**Do this:**
Pick out every line holding the string "правил" and copy it.

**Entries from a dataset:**
..............................
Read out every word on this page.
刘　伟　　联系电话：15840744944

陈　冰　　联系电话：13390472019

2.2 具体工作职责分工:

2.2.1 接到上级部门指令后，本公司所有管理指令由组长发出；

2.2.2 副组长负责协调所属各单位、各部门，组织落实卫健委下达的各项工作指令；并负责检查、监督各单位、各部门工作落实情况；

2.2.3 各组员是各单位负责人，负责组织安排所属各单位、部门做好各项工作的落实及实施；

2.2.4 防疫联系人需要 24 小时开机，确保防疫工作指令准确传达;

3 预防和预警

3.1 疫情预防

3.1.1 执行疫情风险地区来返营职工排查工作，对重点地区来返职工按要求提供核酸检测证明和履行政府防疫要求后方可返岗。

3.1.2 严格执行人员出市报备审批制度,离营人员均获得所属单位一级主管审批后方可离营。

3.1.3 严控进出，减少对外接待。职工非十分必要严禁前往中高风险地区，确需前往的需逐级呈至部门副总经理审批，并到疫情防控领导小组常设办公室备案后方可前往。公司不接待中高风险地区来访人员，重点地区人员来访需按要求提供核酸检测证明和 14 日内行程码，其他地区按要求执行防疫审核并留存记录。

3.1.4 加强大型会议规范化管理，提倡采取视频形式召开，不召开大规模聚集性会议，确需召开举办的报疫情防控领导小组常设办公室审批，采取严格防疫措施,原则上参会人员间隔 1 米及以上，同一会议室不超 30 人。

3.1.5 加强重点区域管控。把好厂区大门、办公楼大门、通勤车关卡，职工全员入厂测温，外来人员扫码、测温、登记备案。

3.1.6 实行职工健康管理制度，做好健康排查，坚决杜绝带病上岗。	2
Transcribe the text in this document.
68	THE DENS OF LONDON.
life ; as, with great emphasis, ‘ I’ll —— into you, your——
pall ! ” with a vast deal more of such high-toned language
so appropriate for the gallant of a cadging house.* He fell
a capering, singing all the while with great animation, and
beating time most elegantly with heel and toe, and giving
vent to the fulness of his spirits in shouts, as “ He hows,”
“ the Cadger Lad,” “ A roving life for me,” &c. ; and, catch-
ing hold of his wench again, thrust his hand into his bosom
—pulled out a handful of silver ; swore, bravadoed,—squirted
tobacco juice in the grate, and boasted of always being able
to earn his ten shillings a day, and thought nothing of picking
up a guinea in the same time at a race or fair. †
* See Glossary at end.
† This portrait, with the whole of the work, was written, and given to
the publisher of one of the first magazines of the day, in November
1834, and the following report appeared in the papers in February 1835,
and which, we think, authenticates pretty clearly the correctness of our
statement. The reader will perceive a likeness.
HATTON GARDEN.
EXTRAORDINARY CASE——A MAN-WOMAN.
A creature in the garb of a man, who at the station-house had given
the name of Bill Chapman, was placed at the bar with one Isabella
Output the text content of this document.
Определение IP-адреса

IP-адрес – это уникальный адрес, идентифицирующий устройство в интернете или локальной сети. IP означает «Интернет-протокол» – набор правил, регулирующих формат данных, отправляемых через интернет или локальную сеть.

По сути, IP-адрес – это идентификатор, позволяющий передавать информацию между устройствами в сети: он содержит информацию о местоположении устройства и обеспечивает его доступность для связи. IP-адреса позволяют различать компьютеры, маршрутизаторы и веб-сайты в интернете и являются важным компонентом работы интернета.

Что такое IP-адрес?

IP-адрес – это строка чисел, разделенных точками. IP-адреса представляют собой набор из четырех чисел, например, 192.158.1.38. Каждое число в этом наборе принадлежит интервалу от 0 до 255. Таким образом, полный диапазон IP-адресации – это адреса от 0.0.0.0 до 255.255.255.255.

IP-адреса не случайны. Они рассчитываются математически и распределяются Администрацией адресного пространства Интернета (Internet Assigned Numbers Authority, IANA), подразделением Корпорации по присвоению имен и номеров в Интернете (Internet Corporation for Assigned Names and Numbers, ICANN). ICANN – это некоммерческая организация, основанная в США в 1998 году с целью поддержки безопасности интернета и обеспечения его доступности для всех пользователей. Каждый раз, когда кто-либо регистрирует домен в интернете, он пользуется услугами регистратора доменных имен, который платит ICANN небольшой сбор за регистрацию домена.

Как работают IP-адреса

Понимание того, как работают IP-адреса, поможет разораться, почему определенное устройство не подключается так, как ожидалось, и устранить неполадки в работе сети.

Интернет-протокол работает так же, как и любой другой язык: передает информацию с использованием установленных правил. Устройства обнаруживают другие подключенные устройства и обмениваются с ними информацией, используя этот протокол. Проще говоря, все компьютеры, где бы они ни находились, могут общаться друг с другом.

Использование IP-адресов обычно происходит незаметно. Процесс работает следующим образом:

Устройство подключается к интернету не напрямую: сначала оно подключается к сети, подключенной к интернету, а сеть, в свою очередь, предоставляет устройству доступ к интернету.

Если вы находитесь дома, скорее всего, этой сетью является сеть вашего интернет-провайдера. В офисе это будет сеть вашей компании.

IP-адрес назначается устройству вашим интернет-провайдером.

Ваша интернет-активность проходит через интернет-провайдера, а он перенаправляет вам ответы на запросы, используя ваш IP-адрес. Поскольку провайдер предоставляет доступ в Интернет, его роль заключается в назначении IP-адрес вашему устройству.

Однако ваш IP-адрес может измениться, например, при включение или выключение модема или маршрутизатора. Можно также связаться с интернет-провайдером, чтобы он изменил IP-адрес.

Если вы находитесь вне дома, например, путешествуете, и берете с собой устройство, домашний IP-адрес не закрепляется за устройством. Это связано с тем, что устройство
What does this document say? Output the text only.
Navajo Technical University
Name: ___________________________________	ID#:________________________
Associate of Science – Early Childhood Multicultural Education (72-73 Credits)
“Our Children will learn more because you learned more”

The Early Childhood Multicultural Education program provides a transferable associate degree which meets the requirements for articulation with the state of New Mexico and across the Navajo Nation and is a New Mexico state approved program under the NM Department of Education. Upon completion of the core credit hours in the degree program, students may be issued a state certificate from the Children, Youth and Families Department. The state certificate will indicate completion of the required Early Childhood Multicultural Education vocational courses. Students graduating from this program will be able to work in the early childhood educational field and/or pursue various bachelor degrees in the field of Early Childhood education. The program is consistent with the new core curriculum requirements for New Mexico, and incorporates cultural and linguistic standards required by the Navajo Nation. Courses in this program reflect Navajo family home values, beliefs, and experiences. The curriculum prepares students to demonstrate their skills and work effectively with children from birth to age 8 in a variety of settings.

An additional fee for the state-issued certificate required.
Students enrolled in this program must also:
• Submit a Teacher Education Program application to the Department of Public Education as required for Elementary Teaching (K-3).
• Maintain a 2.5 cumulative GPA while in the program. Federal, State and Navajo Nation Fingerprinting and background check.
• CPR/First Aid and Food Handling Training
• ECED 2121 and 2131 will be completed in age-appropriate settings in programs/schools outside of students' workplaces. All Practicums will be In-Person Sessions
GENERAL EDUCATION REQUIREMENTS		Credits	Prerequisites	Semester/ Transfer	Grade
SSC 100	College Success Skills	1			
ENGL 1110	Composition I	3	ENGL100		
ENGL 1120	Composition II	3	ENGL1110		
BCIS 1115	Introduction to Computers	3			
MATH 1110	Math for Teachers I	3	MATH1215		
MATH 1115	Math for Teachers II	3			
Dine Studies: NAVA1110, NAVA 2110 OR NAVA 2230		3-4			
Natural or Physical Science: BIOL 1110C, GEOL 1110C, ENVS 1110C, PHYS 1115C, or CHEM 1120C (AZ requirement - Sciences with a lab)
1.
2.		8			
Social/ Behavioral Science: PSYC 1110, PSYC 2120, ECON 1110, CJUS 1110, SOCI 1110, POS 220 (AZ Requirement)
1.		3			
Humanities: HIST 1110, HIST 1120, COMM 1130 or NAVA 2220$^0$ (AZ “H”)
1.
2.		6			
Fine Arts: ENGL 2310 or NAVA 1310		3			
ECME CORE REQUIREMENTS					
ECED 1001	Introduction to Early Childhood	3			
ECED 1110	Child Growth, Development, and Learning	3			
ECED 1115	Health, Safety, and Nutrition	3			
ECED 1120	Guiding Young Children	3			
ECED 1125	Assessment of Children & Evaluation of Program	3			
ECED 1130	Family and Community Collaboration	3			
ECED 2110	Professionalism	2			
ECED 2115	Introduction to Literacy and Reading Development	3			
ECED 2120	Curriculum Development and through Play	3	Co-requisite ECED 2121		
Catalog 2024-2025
..............................
**Solution below:**
IP-адрес – это уникальный адрес, идентифицирующий устройство в интернете или локальной сети. IP означает «Интернет-протокол» – набор правил, регулирующих формат данных, отправляемых через интернет или локальную сеть.
Интернет-протокол работает так же, как и любой другой язык: передает информацию с использованием установленных правил. Устройства обнаруживают другие подключенные устройства и обмениваются с ними информацией, используя этот протокол. Проще говоря, все компьютеры, где бы они ни находились, могут общаться друг с другом.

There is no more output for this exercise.